** BEGIN Excerpt provided **

Re: Overlapping Roots - How to Fix?

[Date Prev][Date Next][Thread Prev][Thread Next][Date Index][Thread Index]

 



Thank you to everybody who has responded to my questions.

At this point I think I am starting to understand.  However, I am still
trying to understand the potential for data loss.

In particular:

   - In some ways it seems that as long as there is sufficient OSD capacity
   available the worst that can happen from a bad crush map is poor placement
   and poor performance. Is this correct?
   - crushtool --compare - if the result of this command shows no
   mismatches, can we say that  the adjusted crush map is safe to apply?
   - If all of the 'inhibit flags' are turned on (no out, no down, no
   scrub/deep-scrub, no recover/rebalance/backfill, and perhaps pause) is it
   safe to apply an adjusted crush map?  Is it safe to revert to the original
   crush map if things don't seem quite right?

Thanks.

** END Excerpt provided **
** BEGIN Information provided **

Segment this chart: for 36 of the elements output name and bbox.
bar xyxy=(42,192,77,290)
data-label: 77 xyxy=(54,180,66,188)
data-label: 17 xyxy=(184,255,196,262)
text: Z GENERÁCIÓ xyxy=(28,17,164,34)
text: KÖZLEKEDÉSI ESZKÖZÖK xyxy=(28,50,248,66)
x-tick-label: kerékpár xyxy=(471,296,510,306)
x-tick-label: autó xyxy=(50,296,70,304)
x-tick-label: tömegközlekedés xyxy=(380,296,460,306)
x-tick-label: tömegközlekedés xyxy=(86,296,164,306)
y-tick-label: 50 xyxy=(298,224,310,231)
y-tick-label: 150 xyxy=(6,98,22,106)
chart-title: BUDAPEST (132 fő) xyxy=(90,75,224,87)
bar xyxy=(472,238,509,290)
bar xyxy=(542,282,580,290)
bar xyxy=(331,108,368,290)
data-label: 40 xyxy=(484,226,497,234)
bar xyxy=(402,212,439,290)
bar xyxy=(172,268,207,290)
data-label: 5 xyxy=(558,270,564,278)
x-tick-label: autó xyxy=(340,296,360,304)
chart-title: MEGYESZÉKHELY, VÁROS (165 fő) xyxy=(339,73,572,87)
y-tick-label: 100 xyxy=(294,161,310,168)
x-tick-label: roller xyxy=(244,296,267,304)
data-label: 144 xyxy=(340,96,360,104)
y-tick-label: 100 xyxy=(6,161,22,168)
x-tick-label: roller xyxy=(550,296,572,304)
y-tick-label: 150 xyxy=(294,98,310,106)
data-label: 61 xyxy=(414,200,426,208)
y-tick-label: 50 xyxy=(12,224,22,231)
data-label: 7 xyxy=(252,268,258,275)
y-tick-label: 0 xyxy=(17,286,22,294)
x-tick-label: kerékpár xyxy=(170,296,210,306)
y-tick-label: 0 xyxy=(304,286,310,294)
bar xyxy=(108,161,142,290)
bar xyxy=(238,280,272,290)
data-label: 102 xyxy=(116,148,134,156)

** END Information provided **
** BEGIN Information provided **

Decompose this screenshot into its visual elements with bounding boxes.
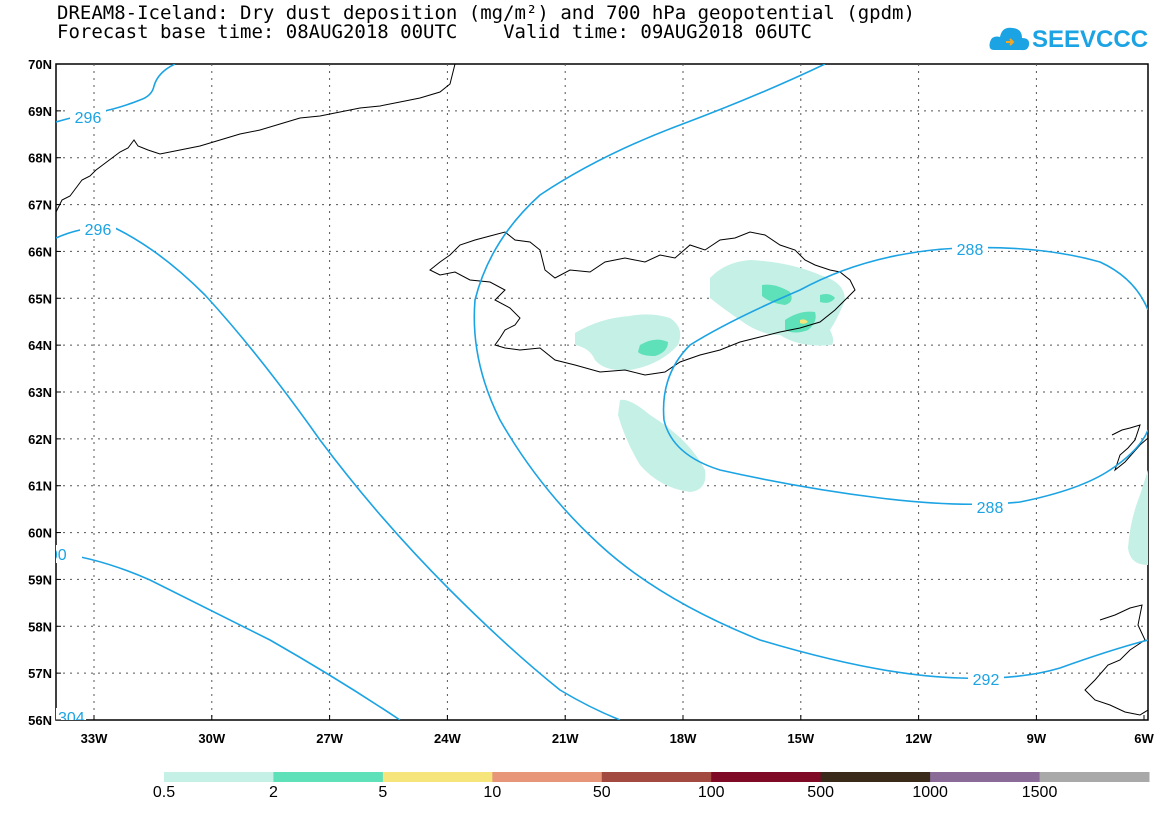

** END Information provided **
** BEGIN Information provided **

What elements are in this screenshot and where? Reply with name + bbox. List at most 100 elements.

** END Information provided **

### Exercises to complete
**A.** In the forum message on overlapping roots, why does the writer go on to list further points after saying they are starting to understand?
**B.** Answer these questions on the forum message on overlapping roots:
(i) Whom does the writer thank at the start?
(ii) Which command does the writer mention when asking whether an adjusted crush map is safe to apply?
(iii) Which "inhibit flags" does the writer list?
The records have nothing to do with what you're asked to do here.

### Exercise responses
**A.** The writer says they are still trying to understand the potential for data loss. The listed points all relate to that concern.

**B.**
(i) Everybody who has responded to the writer's questions.
(ii) crushtool --compare
(iii) No out, no down, no scrub/deep-scrub, no recover/rebalance/backfill, and perhaps pause.